#### Task to carry out:
Copy out all the entries exactly.
==================================================
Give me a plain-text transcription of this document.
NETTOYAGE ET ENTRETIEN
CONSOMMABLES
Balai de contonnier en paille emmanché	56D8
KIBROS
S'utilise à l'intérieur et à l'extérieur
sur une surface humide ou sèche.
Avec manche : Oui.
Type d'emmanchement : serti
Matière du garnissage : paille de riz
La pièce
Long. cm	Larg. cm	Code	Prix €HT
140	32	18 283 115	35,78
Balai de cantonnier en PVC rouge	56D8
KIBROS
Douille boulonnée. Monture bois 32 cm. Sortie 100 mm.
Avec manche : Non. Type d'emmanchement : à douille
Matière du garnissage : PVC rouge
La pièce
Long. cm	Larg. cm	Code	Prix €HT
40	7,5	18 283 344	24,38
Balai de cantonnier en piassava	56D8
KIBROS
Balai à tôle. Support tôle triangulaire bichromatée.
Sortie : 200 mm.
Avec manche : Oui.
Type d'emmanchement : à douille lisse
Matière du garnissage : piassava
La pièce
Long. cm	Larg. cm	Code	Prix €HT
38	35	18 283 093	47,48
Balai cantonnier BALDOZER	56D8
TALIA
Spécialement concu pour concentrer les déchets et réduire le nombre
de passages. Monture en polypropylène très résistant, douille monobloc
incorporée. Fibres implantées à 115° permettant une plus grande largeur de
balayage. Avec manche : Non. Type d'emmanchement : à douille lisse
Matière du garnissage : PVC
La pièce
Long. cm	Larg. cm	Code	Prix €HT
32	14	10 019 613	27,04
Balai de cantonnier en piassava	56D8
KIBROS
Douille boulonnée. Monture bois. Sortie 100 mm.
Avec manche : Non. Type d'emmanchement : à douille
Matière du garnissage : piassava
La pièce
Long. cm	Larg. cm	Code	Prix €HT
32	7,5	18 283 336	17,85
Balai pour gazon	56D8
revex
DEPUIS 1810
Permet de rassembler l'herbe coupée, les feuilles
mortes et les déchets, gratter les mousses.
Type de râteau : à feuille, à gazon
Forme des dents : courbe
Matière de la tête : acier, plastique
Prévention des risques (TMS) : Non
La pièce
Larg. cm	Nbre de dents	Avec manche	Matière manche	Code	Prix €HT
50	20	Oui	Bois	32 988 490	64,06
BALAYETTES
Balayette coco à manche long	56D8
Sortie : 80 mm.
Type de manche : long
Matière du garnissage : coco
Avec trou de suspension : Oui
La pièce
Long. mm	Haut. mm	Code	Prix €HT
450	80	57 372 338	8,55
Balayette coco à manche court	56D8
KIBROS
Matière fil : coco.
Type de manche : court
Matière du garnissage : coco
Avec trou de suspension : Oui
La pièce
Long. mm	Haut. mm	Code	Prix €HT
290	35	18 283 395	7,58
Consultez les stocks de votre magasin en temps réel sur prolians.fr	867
==================================================
#### Reply:
Give me a plain-text transcription of this document.
NETTOYAGE ET ENTRETIEN
CONSOMMABLES
Balai de contonnier en paille emmanché	56D8
KIBROS
S'utilise à l'intérieur et à l'extérieur
sur une surface humide ou sèche.
Avec manche : Oui.
Type d'emmanchement : serti
Matière du garnissage : paille de riz
La pièce
Long. cm	Larg. cm	Code	Prix €HT
140	32	18 283 115	35,78
Balai de cantonnier en PVC rouge	56D8
KIBROS
Douille boulonnée. Monture bois 32 cm. Sortie 100 mm.
Avec manche : Non. Type d'emmanchement : à douille
Matière du garnissage : PVC rouge
La pièce
Long. cm	Larg. cm	Code	Prix €HT
40	7,5	18 283 344	24,38
Balai de cantonnier en piassava	56D8
KIBROS
Balai à tôle. Support tôle triangulaire bichromatée.
Sortie : 200 mm.
Avec manche : Oui.
Type d'emmanchement : à douille lisse
Matière du garnissage : piassava
La pièce
Long. cm	Larg. cm	Code	Prix €HT
38	35	18 283 093	47,48
Balai cantonnier BALDOZER	56D8
TALIA
Spécialement concu pour concentrer les déchets et réduire le nombre
de passages. Monture en polypropylène très résistant, douille monobloc
incorporée. Fibres implantées à 115° permettant une plus grande largeur de
balayage. Avec manche : Non. Type d'emmanchement : à douille lisse
Matière du garnissage : PVC
La pièce
Long. cm	Larg. cm	Code	Prix €HT
32	14	10 019 613	27,04
Balai de cantonnier en piassava	56D8
KIBROS
Douille boulonnée. Monture bois. Sortie 100 mm.
Avec manche : Non. Type d'emmanchement : à douille
Matière du garnissage : piassava
La pièce
Long. cm	Larg. cm	Code	Prix €HT
32	7,5	18 283 336	17,85
Balai pour gazon	56D8
revex
DEPUIS 1810
Permet de rassembler l'herbe coupée, les feuilles
mortes et les déchets, gratter les mousses.
Type de râteau : à feuille, à gazon
Forme des dents : courbe
Matière de la tête : acier, plastique
Prévention des risques (TMS) : Non
La pièce
Larg. cm	Nbre de dents	Avec manche	Matière manche	Code	Prix €HT
50	20	Oui	Bois	32 988 490	64,06
BALAYETTES
Balayette coco à manche long	56D8
Sortie : 80 mm.
Type de manche : long
Matière du garnissage : coco
Avec trou de suspension : Oui
La pièce
Long. mm	Haut. mm	Code	Prix €HT
450	80	57 372 338	8,55
Balayette coco à manche court	56D8
KIBROS
Matière fil : coco.
Type de manche : court
Matière du garnissage : coco
Avec trou de suspension : Oui
La pièce
Long. mm	Haut. mm	Code	Prix €HT
290	35	18 283 395	7,58
Consultez les stocks de votre magasin en temps réel sur prolians.fr	867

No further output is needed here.